INSTRUCTION:
Locate the string "Fuhrm" in the records below. Copy every line where it occurs.

Stored records:
————————

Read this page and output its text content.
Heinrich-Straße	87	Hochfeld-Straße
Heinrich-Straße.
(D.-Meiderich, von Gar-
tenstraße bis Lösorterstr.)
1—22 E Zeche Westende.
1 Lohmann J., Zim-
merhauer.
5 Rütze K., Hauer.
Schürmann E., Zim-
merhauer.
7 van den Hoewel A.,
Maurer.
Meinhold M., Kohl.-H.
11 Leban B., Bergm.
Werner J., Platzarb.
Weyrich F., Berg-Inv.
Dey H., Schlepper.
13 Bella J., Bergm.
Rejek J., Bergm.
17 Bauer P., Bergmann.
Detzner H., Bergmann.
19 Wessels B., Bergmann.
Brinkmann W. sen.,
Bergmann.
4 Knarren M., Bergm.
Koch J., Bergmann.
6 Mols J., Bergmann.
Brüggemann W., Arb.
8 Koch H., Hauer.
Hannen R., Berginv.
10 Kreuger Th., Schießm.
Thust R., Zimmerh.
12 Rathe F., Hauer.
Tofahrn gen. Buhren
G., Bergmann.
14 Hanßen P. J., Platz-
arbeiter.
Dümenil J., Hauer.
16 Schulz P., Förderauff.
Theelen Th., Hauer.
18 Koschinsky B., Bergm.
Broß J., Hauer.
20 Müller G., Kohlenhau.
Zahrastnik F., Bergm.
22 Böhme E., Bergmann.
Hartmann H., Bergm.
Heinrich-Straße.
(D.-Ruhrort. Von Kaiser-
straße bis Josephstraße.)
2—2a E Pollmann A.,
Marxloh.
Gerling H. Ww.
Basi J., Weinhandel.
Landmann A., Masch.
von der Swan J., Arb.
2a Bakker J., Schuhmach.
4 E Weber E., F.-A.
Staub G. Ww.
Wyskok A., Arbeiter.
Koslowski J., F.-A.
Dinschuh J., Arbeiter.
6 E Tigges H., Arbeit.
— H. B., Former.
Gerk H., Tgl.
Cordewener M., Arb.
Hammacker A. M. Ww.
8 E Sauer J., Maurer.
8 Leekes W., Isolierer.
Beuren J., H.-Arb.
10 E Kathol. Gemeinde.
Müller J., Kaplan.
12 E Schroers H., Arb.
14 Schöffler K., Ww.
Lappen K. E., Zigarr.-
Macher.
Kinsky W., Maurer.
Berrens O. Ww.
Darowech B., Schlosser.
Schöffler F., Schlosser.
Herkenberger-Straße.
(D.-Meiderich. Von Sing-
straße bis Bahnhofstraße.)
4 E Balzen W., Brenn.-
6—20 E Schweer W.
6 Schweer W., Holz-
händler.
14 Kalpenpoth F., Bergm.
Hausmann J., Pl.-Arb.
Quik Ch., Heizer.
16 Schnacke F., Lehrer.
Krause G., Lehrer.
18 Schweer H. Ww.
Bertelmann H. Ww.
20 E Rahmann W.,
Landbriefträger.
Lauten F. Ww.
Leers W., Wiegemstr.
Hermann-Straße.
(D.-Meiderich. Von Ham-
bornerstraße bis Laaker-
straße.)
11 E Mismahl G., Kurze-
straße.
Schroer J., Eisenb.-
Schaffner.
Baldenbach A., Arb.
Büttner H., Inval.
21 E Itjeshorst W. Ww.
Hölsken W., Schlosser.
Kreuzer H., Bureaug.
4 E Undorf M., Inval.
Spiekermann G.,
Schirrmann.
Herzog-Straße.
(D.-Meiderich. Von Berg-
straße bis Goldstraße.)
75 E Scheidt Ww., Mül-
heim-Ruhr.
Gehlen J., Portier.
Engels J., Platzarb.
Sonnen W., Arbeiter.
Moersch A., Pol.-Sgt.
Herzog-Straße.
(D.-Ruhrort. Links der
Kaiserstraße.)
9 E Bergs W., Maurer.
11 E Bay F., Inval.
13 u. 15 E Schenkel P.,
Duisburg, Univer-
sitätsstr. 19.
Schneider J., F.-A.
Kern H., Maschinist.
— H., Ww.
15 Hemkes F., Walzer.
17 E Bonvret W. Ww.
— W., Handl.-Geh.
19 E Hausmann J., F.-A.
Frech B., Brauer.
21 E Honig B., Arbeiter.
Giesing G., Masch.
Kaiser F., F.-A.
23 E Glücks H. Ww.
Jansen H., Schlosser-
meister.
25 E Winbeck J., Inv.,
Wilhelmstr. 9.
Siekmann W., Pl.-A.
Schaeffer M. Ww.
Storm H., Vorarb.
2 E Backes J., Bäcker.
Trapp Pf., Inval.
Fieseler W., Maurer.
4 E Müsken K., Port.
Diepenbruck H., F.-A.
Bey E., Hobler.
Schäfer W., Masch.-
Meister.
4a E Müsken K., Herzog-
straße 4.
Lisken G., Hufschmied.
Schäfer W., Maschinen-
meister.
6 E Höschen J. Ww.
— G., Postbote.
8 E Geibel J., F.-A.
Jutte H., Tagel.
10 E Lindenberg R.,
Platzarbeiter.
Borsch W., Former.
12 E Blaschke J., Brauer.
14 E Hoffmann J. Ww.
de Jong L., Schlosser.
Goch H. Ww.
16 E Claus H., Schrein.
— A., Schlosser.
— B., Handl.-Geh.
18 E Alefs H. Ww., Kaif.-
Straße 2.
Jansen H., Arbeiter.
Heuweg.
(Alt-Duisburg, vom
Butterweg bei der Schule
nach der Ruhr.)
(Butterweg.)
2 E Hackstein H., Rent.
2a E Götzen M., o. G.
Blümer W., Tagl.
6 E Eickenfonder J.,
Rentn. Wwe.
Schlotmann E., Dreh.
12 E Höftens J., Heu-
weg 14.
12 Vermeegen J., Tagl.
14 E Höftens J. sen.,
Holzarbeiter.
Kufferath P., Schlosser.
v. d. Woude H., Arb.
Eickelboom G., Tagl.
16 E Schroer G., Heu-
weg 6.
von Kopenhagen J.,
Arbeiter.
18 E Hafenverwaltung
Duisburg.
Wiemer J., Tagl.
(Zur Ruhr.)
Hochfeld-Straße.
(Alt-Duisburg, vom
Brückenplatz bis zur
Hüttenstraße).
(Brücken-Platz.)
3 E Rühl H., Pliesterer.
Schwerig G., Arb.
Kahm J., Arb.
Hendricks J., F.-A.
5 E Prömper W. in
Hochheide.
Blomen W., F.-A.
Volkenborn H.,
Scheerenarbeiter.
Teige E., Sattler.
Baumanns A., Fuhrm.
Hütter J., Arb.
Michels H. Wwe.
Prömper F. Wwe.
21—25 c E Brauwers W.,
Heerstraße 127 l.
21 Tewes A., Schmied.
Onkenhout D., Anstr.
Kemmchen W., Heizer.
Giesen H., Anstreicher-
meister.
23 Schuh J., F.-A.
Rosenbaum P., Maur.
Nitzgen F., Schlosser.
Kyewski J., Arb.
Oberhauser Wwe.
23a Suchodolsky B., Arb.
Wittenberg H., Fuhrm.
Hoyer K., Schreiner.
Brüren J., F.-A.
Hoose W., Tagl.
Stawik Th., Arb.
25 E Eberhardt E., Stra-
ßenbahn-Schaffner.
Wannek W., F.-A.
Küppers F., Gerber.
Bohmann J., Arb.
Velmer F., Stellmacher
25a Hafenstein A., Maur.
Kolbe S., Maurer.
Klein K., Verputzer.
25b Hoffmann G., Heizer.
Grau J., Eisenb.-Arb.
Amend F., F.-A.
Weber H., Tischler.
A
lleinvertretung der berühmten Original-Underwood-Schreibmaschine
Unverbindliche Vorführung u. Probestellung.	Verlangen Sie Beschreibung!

————————

SOLUTION TO THE EXERCISE:
Baumanns A., Fuhrm.
Wittenberg H., Fuhrm.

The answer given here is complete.